ApoE-Derived Peptides Attenuated Diabetes-Induced Oxidative Stress and Inflammation.

Background: Peptides derived from the apolipoproteins (apo-mimetic peptides) have emerged as a potential candidate for the treatment of various inflammatory conditions. Our previous results have shown that peptides derived from human apolipoprotein-E interact with various pro-inflammatory lipids and inhibit their inflammatory functions in cellular assays.

Objective: In this study, two apoE-derived peptides were selected to investigate their antiinflammatory and anti-oxidative effects in streptozotocin-induced diabetic model of inflammation and oxidative stress.

Methods: The peptides were injected intraperitoneally into the streptozotocin-induced diabetic rats and their anti-inflammatory and anti-oxidative effects were evaluated by monitoring various oxidative and inflammatory markers.

= INFORMATION =
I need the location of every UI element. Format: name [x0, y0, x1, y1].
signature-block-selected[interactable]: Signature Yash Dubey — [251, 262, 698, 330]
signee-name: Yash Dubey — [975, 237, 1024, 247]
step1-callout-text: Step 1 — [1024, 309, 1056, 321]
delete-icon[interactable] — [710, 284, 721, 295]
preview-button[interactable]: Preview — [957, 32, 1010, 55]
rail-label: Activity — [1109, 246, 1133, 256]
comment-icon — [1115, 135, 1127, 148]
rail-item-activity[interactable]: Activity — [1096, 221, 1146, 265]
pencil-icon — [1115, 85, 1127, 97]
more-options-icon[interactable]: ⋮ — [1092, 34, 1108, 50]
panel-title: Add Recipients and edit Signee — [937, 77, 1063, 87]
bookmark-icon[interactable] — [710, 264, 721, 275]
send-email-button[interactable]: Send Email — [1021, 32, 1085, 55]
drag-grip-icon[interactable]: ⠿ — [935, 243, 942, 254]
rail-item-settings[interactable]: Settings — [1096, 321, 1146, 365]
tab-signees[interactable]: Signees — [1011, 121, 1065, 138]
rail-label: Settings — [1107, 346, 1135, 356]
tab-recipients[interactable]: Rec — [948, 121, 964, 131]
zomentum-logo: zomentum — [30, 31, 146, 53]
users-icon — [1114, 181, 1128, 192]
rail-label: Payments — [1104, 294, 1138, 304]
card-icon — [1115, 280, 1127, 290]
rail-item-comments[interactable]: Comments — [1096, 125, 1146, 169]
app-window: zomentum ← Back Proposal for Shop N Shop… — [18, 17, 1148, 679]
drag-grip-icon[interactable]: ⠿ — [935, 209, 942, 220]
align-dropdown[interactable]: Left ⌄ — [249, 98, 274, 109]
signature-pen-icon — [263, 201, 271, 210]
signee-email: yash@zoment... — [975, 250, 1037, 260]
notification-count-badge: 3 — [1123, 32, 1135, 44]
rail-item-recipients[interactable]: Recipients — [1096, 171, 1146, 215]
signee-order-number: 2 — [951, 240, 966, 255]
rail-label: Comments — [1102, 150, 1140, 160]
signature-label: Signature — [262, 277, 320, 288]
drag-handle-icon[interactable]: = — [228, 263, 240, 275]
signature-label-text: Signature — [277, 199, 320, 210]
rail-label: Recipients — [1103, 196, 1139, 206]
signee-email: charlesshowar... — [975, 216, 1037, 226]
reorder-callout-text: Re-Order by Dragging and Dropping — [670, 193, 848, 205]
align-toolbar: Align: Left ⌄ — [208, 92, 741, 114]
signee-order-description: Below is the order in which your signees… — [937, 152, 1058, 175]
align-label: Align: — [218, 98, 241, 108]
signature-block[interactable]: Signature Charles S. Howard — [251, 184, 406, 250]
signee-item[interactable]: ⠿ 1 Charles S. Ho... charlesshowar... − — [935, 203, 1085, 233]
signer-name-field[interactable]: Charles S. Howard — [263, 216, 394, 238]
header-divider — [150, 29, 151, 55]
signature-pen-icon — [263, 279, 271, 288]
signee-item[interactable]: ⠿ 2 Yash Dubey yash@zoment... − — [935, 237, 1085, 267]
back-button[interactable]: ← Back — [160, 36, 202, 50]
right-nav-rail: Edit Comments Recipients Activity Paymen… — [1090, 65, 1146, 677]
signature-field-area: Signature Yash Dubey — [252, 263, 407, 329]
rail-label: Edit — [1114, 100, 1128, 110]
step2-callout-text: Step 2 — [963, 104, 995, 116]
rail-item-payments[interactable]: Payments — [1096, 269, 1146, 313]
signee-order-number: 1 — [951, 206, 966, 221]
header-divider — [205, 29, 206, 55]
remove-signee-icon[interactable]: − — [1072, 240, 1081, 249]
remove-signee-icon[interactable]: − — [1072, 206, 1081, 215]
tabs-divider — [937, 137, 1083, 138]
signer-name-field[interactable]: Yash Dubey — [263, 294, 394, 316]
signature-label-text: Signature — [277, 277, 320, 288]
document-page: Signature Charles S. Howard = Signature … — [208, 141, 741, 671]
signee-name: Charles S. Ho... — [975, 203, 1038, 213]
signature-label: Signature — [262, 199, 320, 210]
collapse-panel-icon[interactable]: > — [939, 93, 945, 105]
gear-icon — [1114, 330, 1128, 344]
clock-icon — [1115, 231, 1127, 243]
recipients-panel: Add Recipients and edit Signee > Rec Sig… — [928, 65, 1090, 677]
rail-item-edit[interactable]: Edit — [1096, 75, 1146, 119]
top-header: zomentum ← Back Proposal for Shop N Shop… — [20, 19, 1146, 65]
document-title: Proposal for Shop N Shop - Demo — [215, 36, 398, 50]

= TASK =
Decide whether each statement agrees with the abstract on apoE-derived peptides, answering yes or no and quoting the abstract's deciding words exactly. 1. Two peptides derived from apoE were chosen for the study. 2. The peptides were given to the rats by mouth. 3. The rats were made diabetic with streptozotocin. The rows have nothing to do with the abstract.

= SOLUTION =
1. Yes: "two apoE-derived peptides were selected"
2. No: "The peptides were injected intraperitoneally"
3. Yes: "streptozotocin-induced diabetic rats"